* **OBJECTIVE**: Collect each line holding the string "that".

[Items listed in a dataset]
┄┄┄┄┄┄┄┄┄┄

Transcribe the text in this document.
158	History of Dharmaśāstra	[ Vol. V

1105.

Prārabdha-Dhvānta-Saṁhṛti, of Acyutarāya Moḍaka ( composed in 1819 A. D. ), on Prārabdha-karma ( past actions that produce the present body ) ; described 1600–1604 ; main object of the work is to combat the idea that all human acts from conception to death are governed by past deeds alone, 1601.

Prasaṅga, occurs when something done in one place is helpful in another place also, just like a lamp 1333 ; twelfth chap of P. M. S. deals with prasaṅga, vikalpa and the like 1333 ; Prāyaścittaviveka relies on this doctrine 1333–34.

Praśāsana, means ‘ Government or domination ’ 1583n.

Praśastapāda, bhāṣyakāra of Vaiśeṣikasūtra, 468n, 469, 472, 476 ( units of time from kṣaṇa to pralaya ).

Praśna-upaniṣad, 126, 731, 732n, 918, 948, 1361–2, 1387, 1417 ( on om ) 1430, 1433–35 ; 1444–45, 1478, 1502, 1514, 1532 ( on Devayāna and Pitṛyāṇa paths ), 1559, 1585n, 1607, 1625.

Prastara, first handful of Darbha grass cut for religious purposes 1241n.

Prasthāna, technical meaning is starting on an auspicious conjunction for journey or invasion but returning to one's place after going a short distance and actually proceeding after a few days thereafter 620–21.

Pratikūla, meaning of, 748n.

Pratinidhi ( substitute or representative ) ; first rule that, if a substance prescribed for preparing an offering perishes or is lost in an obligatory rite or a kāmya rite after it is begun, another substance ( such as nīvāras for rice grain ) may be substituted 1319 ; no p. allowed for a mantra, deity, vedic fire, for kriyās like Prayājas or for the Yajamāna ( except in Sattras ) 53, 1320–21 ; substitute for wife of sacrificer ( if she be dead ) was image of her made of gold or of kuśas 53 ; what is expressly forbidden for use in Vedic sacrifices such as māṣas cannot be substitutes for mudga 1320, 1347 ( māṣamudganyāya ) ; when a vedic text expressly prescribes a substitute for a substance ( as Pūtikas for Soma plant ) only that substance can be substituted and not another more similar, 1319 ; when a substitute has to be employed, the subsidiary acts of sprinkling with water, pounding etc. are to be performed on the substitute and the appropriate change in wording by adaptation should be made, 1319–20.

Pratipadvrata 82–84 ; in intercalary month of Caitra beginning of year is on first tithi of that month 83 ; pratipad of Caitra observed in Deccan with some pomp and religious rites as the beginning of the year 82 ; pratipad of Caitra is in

┄┄┄┄┄┄┄┄┄┄

* **ANSWER TO THE TASK**:
Prārabdha-Dhvānta-Saṁhṛti, of Acyutarāya Moḍaka ( composed in 1819 A. D. ), on Prārabdha-karma ( past actions that produce the present body ) ; described 1600–1604 ; main object of the work is to combat the idea that all human acts from conception to death are governed by past deeds alone, 1601.
Pratinidhi ( substitute or representative ) ; first rule that, if a substance prescribed for preparing an offering perishes or is lost in an obligatory rite or a kāmya rite after it is begun, another substance ( such as nīvāras for rice grain ) may be substituted 1319 ; no p. allowed for a mantra, deity, vedic fire, for kriyās like Prayājas or for the Yajamāna ( except in Sattras ) 53, 1320–21 ; substitute for wife of sacrificer ( if she be dead ) was image of her made of gold or of kuśas 53 ; what is expressly forbidden for use in Vedic sacrifices such as māṣas cannot be substitutes for mudga 1320, 1347 ( māṣamudganyāya ) ; when a vedic text expressly prescribes a substitute for a substance ( as Pūtikas for Soma plant ) only that substance can be substituted and not another more similar, 1319 ; when a substitute has to be employed, the subsidiary acts of sprinkling with water, pounding etc. are to be performed on the substitute and the appropriate change in wording by adaptation should be made, 1319–20.
Pratipadvrata 82–84 ; in intercalary month of Caitra beginning of year is on first tithi of that month 83 ; pratipad of Caitra observed in Deccan with some pomp and religious rites as the beginning of the year 82 ; pratipad of Caitra is in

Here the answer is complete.